### Stated task
Without including any pictures, copy each entry below exactly.

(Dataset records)
══════

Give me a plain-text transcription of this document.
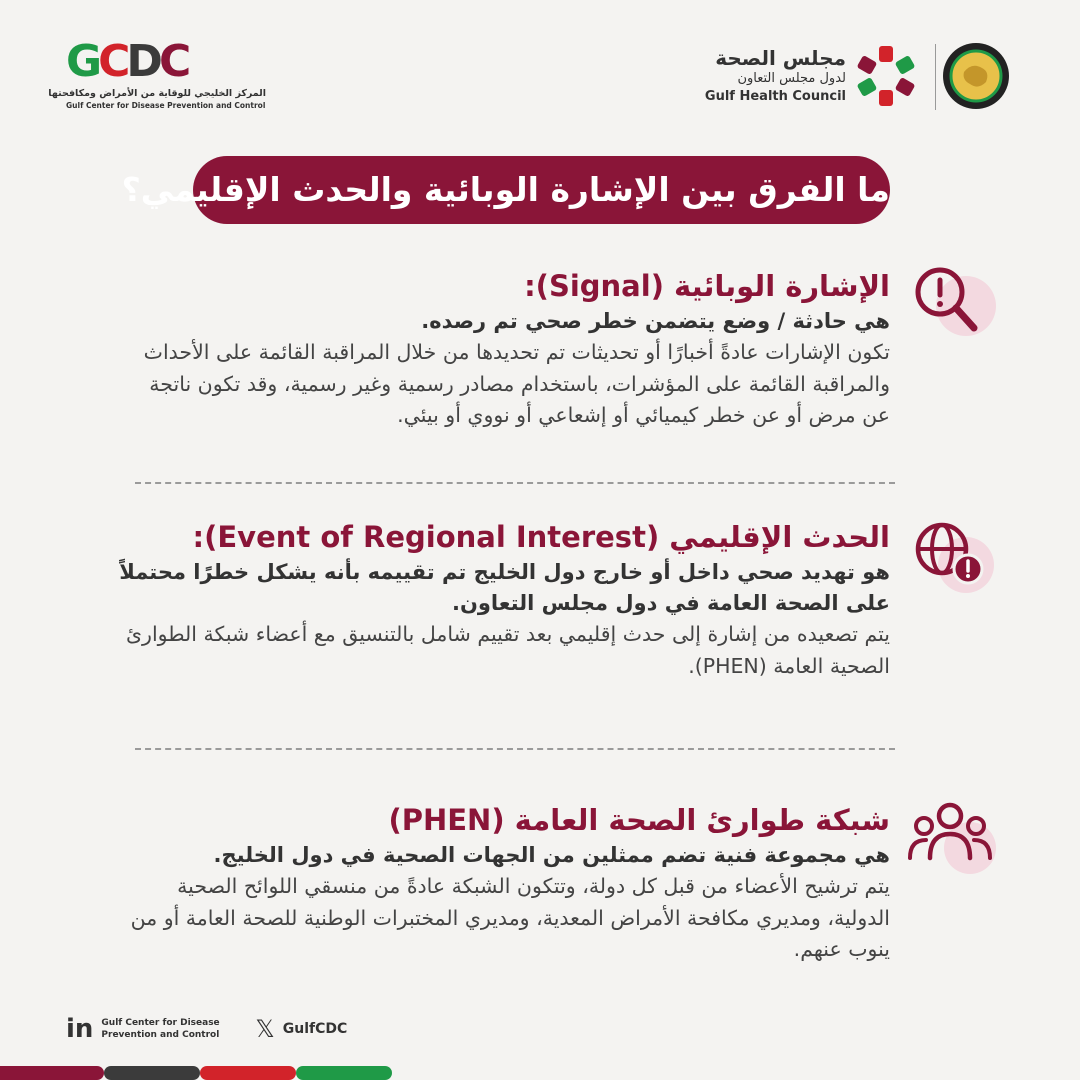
GCDC
المركز الخليجي للوقاية من الأمراض ومكافحتها
Gulf Center for Disease Prevention and Control
مجلس الصحة
لدول مجلس التعاون
Gulf Health Council
ما الفرق بين الإشارة الوبائية والحدث الإقليمي؟
الإشارة الوبائية (Signal):
هي حادثة / وضع يتضمن خطر صحي تم رصده.
تكون الإشارات عادةً أخبارًا أو تحديثات تم تحديدها من خلال المراقبة القائمة على الأحداث والمراقبة القائمة على المؤشرات، باستخدام مصادر رسمية وغير رسمية، وقد تكون ناتجة عن مرض أو عن خطر كيميائي أو إشعاعي أو نووي أو بيئي.
الحدث الإقليمي (Event of Regional Interest):
هو تهديد صحي داخل أو خارج دول الخليج تم تقييمه بأنه يشكل خطرًا محتملاً على الصحة العامة في دول مجلس التعاون.
يتم تصعيده من إشارة إلى حدث إقليمي بعد تقييم شامل بالتنسيق مع أعضاء شبكة الطوارئ الصحية العامة (PHEN).
شبكة طوارئ الصحة العامة (PHEN)
هي مجموعة فنية تضم ممثلين من الجهات الصحية في دول الخليج.
يتم ترشيح الأعضاء من قبل كل دولة، وتتكون الشبكة عادةً من منسقي اللوائح الصحية الدولية، ومديري مكافحة الأمراض المعدية، ومديري المختبرات الوطنية للصحة العامة أو من ينوب عنهم.
in Gulf Center for Disease Prevention and Control 𝕏 GulfCDC
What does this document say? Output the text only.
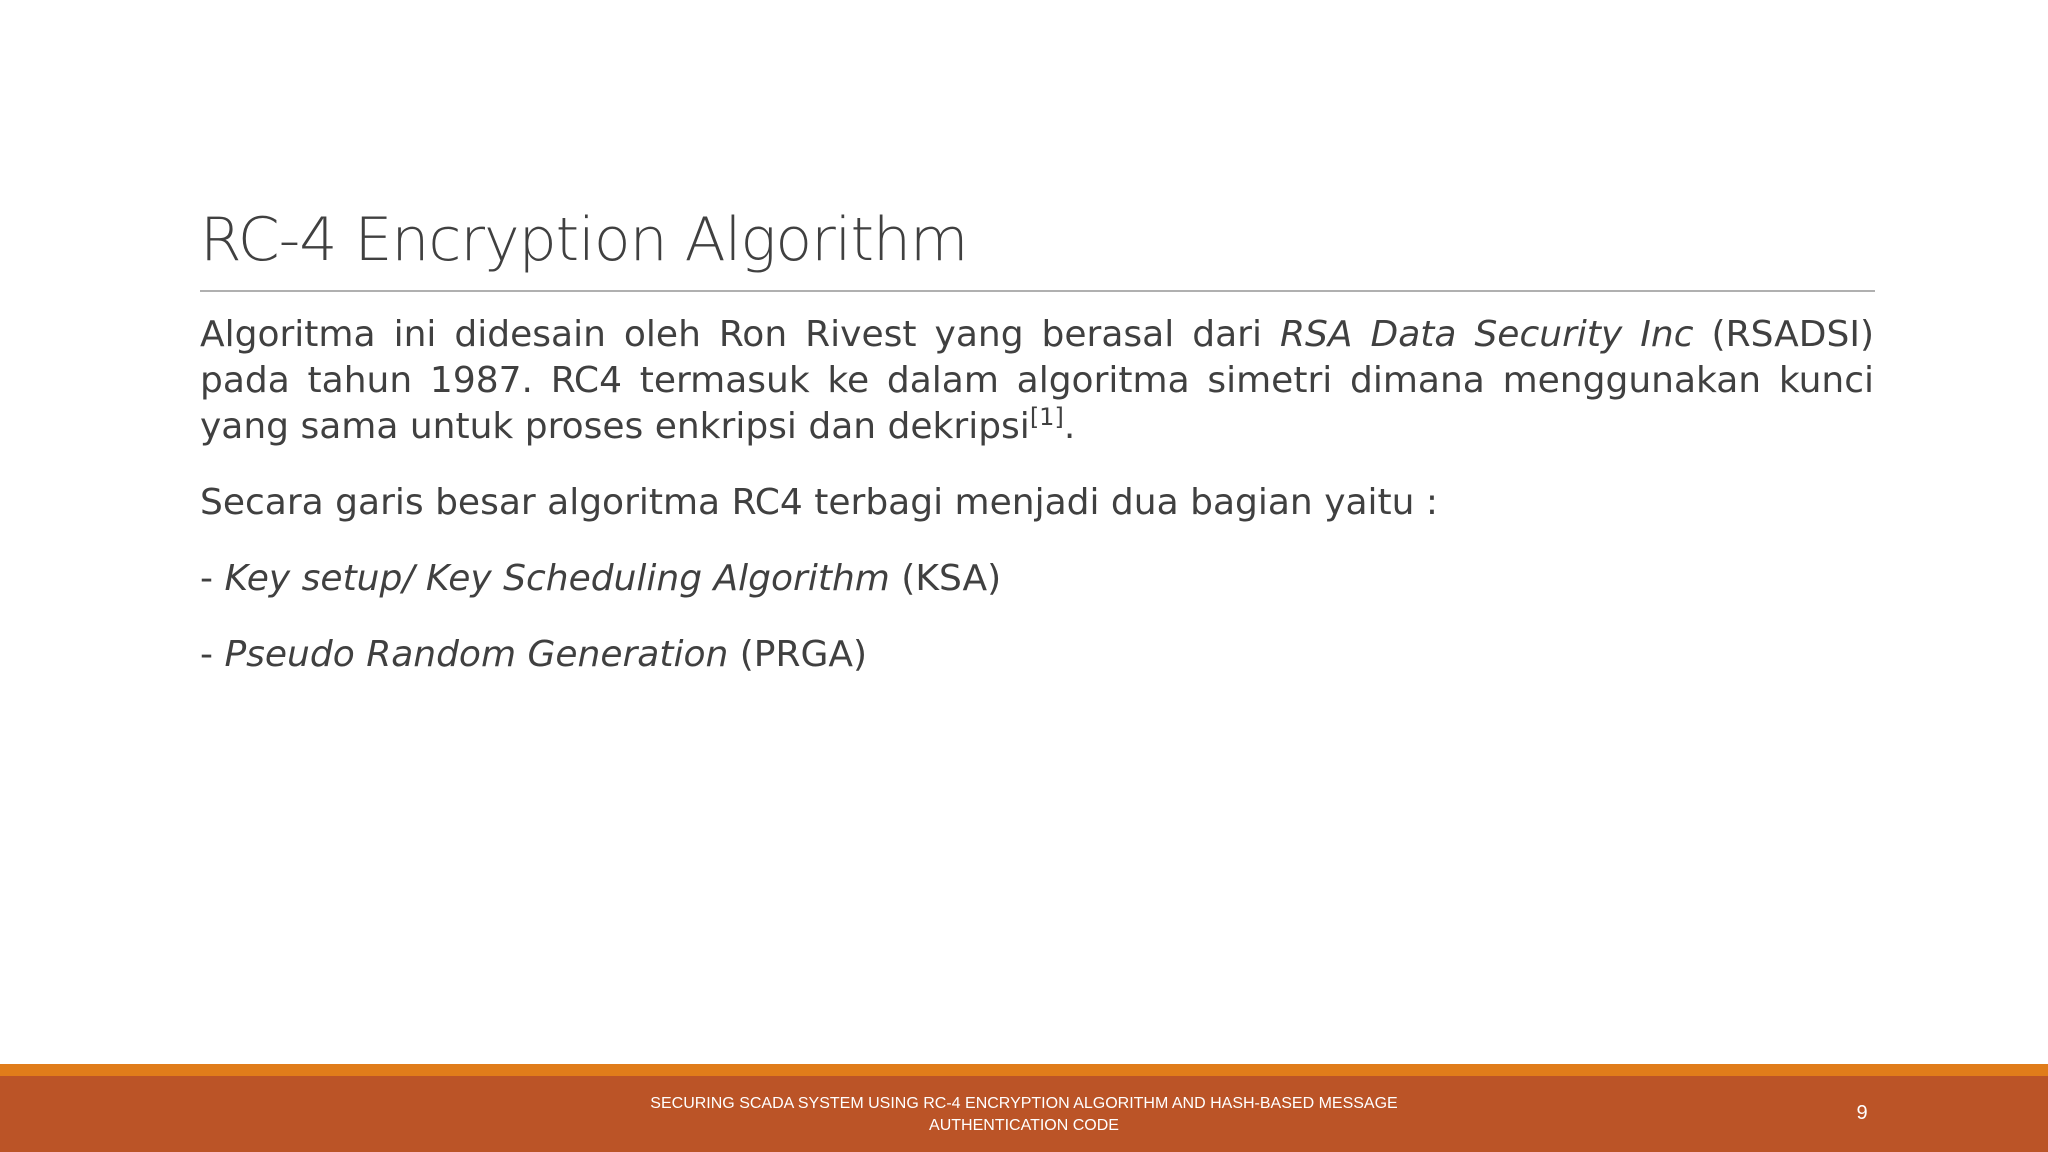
RC-4 Encryption Algorithm

Algoritma ini didesain oleh Ron Rivest yang berasal dari RSA Data Security Inc (RSADSI) pada tahun 1987. RC4 termasuk ke dalam algoritma simetri dimana menggunakan kunci yang sama untuk proses enkripsi dan dekripsi[1].

Secara garis besar algoritma RC4 terbagi menjadi dua bagian yaitu :

- Key setup/ Key Scheduling Algorithm (KSA)

- Pseudo Random Generation (PRGA)

SECURING SCADA SYSTEM USING RC-4 ENCRYPTION ALGORITHM AND HASH-BASED MESSAGE
AUTHENTICATION CODE
9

══════

### Expected answer
Give me a plain-text transcription of this document.
GCDC
المركز الخليجي للوقاية من الأمراض ومكافحتها
Gulf Center for Disease Prevention and Control
مجلس الصحة
لدول مجلس التعاون
Gulf Health Council
ما الفرق بين الإشارة الوبائية والحدث الإقليمي؟
الإشارة الوبائية (Signal):
هي حادثة / وضع يتضمن خطر صحي تم رصده.
تكون الإشارات عادةً أخبارًا أو تحديثات تم تحديدها من خلال المراقبة القائمة على الأحداث والمراقبة القائمة على المؤشرات، باستخدام مصادر رسمية وغير رسمية، وقد تكون ناتجة عن مرض أو عن خطر كيميائي أو إشعاعي أو نووي أو بيئي.
الحدث الإقليمي (Event of Regional Interest):
هو تهديد صحي داخل أو خارج دول الخليج تم تقييمه بأنه يشكل خطرًا محتملاً على الصحة العامة في دول مجلس التعاون.
يتم تصعيده من إشارة إلى حدث إقليمي بعد تقييم شامل بالتنسيق مع أعضاء شبكة الطوارئ الصحية العامة (PHEN).
شبكة طوارئ الصحة العامة (PHEN)
هي مجموعة فنية تضم ممثلين من الجهات الصحية في دول الخليج.
يتم ترشيح الأعضاء من قبل كل دولة، وتتكون الشبكة عادةً من منسقي اللوائح الصحية الدولية، ومديري مكافحة الأمراض المعدية، ومديري المختبرات الوطنية للصحة العامة أو من ينوب عنهم.
in Gulf Center for Disease Prevention and Control 𝕏 GulfCDC
What does this document say? Output the text only.
RC-4 Encryption Algorithm

Algoritma ini didesain oleh Ron Rivest yang berasal dari RSA Data Security Inc (RSADSI) pada tahun 1987. RC4 termasuk ke dalam algoritma simetri dimana menggunakan kunci yang sama untuk proses enkripsi dan dekripsi[1].

Secara garis besar algoritma RC4 terbagi menjadi dua bagian yaitu :

- Key setup/ Key Scheduling Algorithm (KSA)

- Pseudo Random Generation (PRGA)

SECURING SCADA SYSTEM USING RC-4 ENCRYPTION ALGORITHM AND HASH-BASED MESSAGE
AUTHENTICATION CODE
9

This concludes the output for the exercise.